What to produce: Without the pictures, return each record as it appears.

Data in this exercise:
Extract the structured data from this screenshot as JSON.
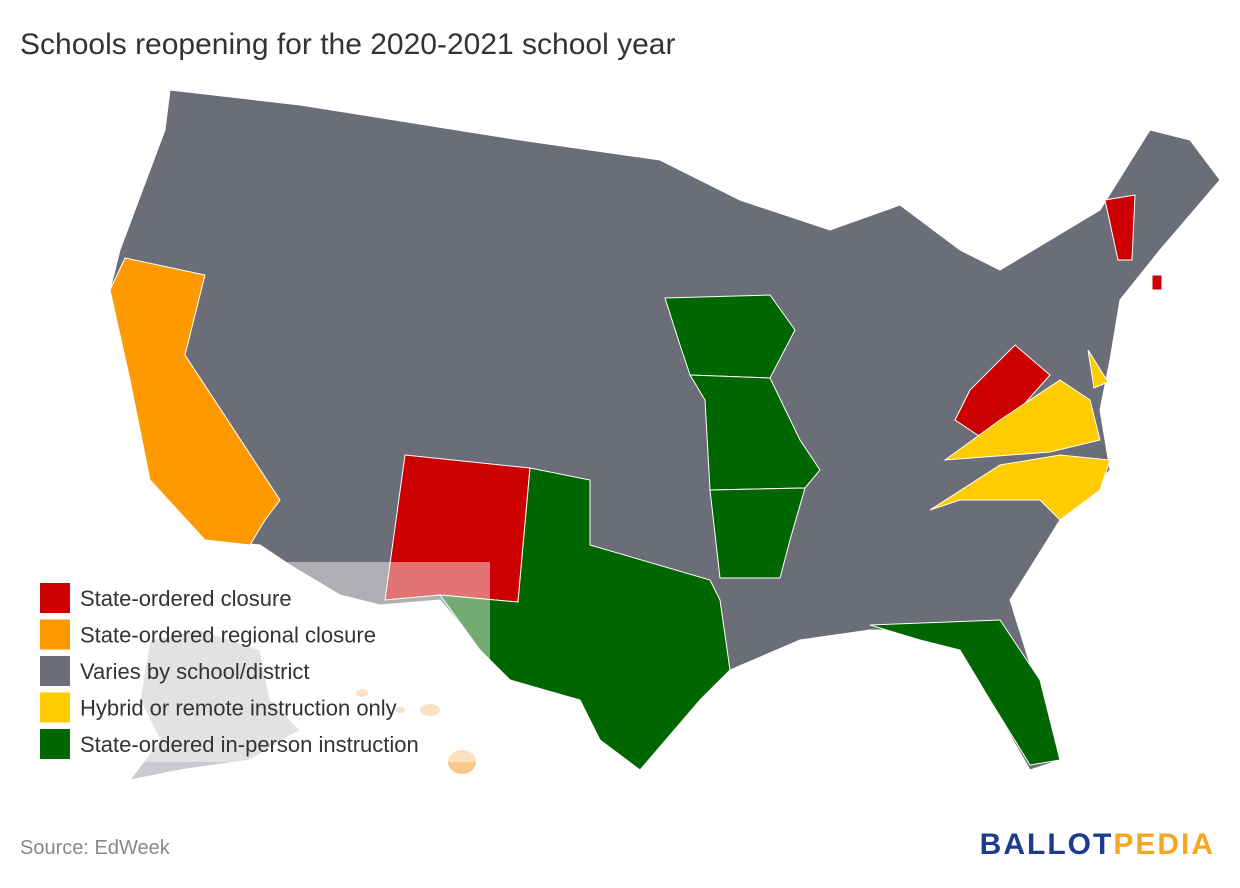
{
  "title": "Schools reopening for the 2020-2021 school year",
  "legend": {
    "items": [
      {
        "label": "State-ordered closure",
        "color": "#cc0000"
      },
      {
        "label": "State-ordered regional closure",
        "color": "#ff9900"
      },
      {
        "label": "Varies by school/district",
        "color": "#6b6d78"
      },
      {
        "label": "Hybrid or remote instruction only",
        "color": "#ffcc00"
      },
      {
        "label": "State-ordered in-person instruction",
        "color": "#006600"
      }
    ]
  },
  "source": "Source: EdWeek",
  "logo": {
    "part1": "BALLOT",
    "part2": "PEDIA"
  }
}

Response to the exercise:
Extract the structured data from this screenshot as JSON.
{
  "title": "Schools reopening for the 2020-2021 school year",
  "legend": {
    "items": [
      {
        "label": "State-ordered closure",
        "color": "#cc0000"
      },
      {
        "label": "State-ordered regional closure",
        "color": "#ff9900"
      },
      {
        "label": "Varies by school/district",
        "color": "#6b6d78"
      },
      {
        "label": "Hybrid or remote instruction only",
        "color": "#ffcc00"
      },
      {
        "label": "State-ordered in-person instruction",
        "color": "#006600"
      }
    ]
  },
  "source": "Source: EdWeek",
  "logo": {
    "part1": "BALLOT",
    "part2": "PEDIA"
  }
}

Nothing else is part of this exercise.